BRIEF —
Write the count of lines that contain the word "Adaptadores" and nothing else.

PROVIDED INFORMATION —
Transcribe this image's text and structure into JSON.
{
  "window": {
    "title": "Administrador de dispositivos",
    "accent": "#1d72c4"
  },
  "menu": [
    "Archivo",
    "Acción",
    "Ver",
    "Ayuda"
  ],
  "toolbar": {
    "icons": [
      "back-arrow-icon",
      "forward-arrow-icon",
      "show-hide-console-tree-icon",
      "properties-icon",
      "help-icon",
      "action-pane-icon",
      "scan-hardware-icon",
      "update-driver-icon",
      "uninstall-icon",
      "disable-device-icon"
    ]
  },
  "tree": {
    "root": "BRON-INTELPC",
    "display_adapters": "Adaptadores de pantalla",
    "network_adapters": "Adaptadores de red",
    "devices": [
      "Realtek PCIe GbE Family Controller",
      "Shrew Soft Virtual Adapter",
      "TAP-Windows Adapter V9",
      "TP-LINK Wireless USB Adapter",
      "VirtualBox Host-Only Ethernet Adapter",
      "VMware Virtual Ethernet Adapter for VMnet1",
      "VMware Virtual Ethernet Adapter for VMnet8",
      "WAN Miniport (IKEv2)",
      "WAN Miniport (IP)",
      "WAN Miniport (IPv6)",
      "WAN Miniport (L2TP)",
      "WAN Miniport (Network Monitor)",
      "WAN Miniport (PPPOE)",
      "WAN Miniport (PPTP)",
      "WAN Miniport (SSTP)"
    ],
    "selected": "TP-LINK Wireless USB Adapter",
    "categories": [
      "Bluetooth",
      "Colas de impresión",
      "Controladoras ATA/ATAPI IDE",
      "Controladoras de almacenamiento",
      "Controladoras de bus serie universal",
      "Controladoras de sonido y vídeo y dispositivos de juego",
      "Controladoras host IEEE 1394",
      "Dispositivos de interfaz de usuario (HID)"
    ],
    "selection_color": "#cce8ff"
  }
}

COMPLETE RESPONSE —
2